→ Records shown:
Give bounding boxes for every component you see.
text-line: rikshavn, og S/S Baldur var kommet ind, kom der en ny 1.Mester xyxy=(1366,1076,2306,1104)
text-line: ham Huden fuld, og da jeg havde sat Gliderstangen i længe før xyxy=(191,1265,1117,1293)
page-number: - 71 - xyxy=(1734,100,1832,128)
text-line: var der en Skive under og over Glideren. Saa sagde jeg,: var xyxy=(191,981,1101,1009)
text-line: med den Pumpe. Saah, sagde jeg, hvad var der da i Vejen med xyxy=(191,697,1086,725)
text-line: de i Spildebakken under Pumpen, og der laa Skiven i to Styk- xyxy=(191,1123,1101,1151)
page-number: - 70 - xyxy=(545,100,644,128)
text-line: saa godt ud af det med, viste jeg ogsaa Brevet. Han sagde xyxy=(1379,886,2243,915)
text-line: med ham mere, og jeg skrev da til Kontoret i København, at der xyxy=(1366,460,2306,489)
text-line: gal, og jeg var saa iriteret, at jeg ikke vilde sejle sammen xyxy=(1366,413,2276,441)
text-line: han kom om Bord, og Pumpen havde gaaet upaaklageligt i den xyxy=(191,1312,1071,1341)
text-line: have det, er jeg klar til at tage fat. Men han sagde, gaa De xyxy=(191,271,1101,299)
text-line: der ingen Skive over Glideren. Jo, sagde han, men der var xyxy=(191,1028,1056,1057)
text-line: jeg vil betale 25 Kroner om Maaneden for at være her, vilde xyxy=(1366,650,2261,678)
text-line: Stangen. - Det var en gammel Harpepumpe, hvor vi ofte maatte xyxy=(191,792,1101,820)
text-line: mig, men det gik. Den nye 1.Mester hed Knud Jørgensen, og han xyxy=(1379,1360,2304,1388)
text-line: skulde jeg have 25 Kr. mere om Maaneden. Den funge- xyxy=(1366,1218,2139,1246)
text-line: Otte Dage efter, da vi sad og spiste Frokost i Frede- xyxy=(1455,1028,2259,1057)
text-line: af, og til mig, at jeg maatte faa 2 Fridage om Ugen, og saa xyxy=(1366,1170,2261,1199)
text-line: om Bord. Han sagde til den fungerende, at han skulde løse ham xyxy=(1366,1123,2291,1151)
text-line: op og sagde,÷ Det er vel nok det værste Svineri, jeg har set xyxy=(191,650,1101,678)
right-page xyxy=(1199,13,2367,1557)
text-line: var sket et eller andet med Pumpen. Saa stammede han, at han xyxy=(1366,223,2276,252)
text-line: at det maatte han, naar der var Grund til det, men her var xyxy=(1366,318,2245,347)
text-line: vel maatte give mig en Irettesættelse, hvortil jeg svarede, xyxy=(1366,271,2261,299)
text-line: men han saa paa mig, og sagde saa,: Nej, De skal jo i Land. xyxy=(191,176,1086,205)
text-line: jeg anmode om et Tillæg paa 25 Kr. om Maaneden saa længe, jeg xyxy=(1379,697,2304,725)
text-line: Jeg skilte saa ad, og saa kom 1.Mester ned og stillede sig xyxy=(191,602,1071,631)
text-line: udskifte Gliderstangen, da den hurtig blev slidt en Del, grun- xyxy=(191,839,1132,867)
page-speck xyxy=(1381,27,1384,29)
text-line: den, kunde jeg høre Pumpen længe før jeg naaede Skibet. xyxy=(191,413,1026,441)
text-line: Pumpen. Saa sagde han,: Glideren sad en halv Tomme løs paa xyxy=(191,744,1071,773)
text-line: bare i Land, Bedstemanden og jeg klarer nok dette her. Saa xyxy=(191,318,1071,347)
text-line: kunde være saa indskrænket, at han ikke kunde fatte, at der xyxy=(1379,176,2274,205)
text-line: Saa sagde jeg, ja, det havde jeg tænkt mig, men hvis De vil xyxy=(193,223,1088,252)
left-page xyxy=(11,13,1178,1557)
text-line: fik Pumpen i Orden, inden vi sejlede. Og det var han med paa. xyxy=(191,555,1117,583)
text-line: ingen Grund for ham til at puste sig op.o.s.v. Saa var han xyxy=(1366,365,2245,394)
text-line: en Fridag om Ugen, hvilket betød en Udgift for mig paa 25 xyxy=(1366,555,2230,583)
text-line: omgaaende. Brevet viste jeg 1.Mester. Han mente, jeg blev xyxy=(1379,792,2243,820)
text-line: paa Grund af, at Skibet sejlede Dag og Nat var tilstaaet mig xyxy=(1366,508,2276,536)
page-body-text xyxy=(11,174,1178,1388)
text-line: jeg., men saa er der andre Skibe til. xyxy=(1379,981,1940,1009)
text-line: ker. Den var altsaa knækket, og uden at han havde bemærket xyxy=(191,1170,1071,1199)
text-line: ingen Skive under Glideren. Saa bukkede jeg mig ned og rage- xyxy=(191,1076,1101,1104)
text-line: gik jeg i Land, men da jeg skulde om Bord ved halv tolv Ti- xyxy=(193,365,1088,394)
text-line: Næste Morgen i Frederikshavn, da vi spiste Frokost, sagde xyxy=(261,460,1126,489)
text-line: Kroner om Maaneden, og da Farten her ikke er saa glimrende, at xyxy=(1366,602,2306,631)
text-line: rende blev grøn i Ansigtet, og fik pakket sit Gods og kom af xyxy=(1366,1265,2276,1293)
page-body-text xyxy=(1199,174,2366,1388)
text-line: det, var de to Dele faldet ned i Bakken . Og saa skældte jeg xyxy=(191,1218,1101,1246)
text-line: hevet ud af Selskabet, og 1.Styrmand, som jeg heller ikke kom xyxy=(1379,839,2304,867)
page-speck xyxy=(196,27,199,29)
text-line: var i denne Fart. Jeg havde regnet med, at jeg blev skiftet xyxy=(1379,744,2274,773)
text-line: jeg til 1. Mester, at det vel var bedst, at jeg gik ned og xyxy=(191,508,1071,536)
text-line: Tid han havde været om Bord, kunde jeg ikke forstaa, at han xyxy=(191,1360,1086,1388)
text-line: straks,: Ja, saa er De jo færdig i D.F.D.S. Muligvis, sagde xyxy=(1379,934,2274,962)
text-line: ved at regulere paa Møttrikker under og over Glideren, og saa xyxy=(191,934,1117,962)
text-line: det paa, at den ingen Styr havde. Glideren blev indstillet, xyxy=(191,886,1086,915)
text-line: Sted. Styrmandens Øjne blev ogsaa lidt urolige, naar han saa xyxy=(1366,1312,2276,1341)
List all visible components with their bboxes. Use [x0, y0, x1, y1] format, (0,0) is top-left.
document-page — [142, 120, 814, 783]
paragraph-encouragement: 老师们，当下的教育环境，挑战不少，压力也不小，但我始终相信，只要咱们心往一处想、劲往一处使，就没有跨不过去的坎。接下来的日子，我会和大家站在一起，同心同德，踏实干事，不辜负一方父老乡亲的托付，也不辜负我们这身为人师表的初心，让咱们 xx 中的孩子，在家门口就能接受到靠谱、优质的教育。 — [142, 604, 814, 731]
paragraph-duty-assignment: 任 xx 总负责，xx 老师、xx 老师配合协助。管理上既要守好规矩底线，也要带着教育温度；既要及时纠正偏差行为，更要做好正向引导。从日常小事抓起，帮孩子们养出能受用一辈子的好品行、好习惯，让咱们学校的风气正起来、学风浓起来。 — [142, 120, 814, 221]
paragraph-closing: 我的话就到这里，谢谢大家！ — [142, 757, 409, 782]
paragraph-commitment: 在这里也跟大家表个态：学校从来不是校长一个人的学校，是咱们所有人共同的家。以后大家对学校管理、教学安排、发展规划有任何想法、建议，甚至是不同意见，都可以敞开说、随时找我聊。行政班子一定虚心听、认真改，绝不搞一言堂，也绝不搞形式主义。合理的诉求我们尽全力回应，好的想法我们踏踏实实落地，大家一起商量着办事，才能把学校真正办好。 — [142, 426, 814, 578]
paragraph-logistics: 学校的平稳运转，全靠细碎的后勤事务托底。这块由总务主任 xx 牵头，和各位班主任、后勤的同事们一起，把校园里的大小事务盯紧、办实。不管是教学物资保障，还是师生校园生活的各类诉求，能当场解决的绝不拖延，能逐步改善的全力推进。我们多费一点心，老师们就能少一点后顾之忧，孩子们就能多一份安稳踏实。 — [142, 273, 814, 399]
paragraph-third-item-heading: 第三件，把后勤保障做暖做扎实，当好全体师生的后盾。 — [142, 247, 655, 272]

→ Problem statement: Rewrite the part of the records that opens with the first line and closes with the line containing "page-number: - 71 - xyxy=(1734,100,1832,128)", changing "bounding boxes" to "outlines" and keeping everything else the same.

→ Full answer:
Give outlines for every component you see.
text-line: rikshavn, og S/S Baldur var kommet ind, kom der en ny 1.Mester xyxy=(1366,1076,2306,1104)
text-line: ham Huden fuld, og da jeg havde sat Gliderstangen i længe før xyxy=(191,1265,1117,1293)
page-number: - 71 - xyxy=(1734,100,1832,128)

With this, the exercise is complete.